• _TEXT BLOCK_
============

Reputation: 279
Ok.This is my first question here So I'm trying to make this program which searches for the phrase "You have an error" in the HTML source code.The problem is when I try
html_data=urllib2.open(site).read()
if html_data.find(string):
print "It's found"
It doesn't find it..Although when I print html_data it is found in there with no tags whatsoever. Can anybody help me on this?
Upvotes: 2
Views: 1071
Reputation: 925
Do the upper/lower cases match the page you are looking at? Would you be able to give us the page you are trying to read this from? Because this code seems to work fine:
>>> string = 'You have an error'
>>> page = """
You have an error
"""
>>> if string in page:
print "It's found"
It's found
Upvotes: 1
Reputation: 500327
str.find()
returns the index (or -1 if not found). Thus the following is incorrect:
if html_data.find(string):
It should be:
if html_data.find(string) != -1:
Alternatively, if you don't need to know the position of the match:
if string in html_data:
Upvotes: 2
Reputation: 66
find
method returns -1 if it doesn't find the string, not 0. So, you should use it like
if html_data.find(string) != -1:
Upvotes: 0
Reputation: 3808
Sometimes code is generated dynamically upon javascript loading and execution. In that case you will need to execute the JavaScript to get exactly the same page source as you get from a browser's View Source. You might want to write a browser extension for this, that then if required sends what it finds to your python server. The advantage of that is you get to use a browser's JavaScript vm.
Upvotes: 0

============

• _DATA LINES_
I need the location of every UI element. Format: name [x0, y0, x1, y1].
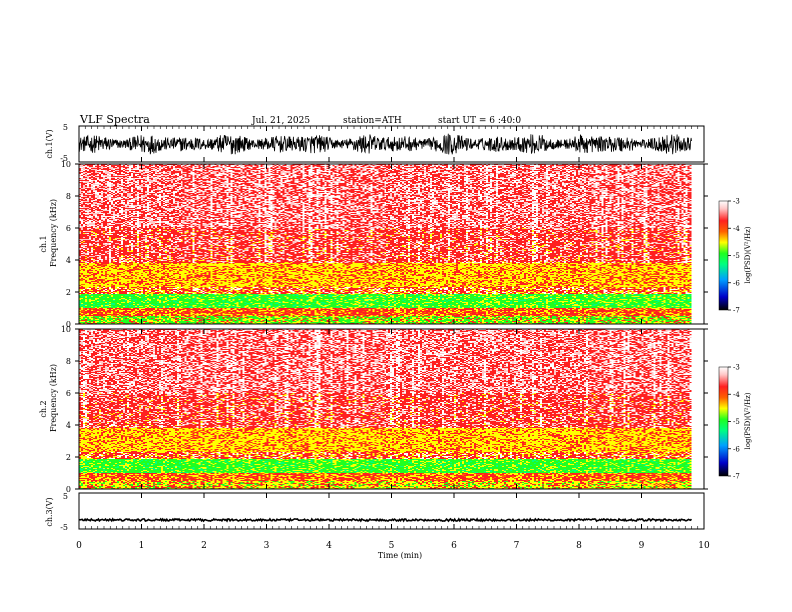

============

• _TASK_
Reproduce the passage of the Python string-search thread between "Reputation: 279" and "me on this?", inclusive.

• _SOLUTION FOR THIS TASK_
Reputation: 279
Ok.This is my first question here So I'm trying to make this program which searches for the phrase "You have an error" in the HTML source code.The problem is when I try
html_data=urllib2.open(site).read()
if html_data.find(string):
print "It's found"
It doesn't find it..Although when I print html_data it is found in there with no tags whatsoever. Can anybody help me on this?